- WHAT YOU WILL DO
Report every line in the listing below where the string "exports" shows up.

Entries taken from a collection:
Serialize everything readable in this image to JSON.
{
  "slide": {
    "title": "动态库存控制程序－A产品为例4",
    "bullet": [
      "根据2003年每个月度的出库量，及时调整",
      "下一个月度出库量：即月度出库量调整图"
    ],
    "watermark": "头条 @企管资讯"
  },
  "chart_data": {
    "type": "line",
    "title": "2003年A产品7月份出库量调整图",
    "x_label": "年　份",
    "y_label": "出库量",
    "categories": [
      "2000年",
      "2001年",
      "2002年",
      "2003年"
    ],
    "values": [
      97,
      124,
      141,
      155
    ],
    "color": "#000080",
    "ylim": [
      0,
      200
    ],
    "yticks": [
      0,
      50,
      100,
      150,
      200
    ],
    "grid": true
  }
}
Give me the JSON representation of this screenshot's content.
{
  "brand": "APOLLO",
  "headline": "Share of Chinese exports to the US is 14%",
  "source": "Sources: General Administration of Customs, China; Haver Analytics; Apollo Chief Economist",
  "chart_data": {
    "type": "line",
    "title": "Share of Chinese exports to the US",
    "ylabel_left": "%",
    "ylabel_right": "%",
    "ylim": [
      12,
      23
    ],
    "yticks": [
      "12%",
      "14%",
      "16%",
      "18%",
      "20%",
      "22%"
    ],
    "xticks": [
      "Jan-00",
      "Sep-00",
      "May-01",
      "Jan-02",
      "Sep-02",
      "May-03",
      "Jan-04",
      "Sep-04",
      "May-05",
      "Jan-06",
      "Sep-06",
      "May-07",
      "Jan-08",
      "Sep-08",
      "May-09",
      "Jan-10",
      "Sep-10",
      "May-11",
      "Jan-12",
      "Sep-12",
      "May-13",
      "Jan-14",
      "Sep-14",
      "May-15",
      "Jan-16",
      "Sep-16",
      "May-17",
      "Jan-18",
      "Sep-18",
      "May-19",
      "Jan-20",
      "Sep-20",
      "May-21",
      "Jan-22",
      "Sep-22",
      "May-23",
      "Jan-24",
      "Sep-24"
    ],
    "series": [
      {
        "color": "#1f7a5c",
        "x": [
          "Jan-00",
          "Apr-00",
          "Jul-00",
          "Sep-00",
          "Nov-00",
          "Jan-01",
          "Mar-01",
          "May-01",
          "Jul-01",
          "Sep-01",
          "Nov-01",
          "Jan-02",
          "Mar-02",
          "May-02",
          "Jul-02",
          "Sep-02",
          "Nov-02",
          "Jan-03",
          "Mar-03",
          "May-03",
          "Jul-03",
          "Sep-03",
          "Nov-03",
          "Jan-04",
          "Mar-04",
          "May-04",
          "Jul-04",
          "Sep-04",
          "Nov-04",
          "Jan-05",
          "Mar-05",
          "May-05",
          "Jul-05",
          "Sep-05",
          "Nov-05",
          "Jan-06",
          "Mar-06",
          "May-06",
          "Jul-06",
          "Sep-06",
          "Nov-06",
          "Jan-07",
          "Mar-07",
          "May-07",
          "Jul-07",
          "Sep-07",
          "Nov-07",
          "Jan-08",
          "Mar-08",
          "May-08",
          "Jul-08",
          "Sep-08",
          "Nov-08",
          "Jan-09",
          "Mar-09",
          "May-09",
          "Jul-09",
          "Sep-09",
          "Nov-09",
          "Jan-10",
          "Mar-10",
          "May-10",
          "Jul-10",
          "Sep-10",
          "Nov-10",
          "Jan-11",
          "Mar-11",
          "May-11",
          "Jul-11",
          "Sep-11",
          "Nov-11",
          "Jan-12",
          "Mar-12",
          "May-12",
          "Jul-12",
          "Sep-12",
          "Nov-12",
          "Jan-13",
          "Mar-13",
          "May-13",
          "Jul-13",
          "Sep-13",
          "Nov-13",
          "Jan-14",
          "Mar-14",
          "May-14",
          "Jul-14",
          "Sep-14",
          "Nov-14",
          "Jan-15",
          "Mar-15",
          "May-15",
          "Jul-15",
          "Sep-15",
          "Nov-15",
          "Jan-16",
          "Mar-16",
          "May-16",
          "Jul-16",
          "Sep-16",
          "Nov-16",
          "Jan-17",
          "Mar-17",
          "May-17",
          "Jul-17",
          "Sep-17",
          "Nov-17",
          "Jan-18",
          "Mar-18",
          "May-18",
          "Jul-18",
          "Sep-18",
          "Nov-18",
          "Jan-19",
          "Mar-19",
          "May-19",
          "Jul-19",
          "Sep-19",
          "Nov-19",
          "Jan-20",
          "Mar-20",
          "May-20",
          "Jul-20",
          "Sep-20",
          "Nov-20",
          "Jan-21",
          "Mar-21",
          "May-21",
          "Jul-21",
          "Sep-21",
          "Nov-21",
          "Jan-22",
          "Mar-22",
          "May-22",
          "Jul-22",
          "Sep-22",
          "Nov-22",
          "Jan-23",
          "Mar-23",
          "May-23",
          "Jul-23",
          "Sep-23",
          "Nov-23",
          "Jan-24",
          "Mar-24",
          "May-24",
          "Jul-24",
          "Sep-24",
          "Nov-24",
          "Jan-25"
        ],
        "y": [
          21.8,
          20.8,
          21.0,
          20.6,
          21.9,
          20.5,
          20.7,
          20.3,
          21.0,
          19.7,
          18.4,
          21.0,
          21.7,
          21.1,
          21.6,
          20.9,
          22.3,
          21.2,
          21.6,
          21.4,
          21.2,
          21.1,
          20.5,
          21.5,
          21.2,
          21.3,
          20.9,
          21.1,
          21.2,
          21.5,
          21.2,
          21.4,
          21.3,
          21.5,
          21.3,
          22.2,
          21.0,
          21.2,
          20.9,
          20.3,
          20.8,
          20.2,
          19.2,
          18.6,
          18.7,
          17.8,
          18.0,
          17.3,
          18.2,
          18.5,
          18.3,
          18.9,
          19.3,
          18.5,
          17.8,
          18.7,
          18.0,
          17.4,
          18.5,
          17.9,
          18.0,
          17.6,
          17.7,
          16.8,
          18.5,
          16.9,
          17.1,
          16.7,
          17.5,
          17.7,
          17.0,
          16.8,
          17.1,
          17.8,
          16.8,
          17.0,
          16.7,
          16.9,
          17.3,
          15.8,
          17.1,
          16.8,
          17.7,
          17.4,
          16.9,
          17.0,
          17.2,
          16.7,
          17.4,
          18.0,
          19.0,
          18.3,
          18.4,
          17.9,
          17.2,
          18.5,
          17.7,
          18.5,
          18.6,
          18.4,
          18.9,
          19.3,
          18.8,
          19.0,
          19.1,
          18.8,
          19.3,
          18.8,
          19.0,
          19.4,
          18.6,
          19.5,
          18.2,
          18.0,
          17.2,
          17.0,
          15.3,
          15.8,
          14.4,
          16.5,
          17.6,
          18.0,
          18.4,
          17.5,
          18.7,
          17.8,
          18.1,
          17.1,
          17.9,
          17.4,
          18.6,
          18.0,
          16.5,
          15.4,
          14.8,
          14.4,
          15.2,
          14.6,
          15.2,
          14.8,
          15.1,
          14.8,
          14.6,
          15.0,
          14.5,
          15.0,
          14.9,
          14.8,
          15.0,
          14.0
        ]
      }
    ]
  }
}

- THE RESULT
  "headline": "Share of Chinese exports to the US is 14%",
    "title": "Share of Chinese exports to the US",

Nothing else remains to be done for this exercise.